Exercise: The data below must be copied in full and without any change.

Material shown:
[START]

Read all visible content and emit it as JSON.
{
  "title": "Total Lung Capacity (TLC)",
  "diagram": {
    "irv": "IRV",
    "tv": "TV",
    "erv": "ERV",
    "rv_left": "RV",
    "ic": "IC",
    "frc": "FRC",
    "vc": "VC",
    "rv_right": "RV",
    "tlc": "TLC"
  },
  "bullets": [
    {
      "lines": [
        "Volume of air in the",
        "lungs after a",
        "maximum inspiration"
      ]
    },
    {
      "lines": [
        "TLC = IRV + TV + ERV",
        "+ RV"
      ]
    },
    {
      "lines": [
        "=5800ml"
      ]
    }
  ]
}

[END]

Written reply:
Read all visible content and emit it as JSON.
{
  "title": "Total Lung Capacity (TLC)",
  "diagram": {
    "irv": "IRV",
    "tv": "TV",
    "erv": "ERV",
    "rv_left": "RV",
    "ic": "IC",
    "frc": "FRC",
    "vc": "VC",
    "rv_right": "RV",
    "tlc": "TLC"
  },
  "bullets": [
    {
      "lines": [
        "Volume of air in the",
        "lungs after a",
        "maximum inspiration"
      ]
    },
    {
      "lines": [
        "TLC = IRV + TV + ERV",
        "+ RV"
      ]
    },
    {
      "lines": [
        "=5800ml"
      ]
    }
  ]
}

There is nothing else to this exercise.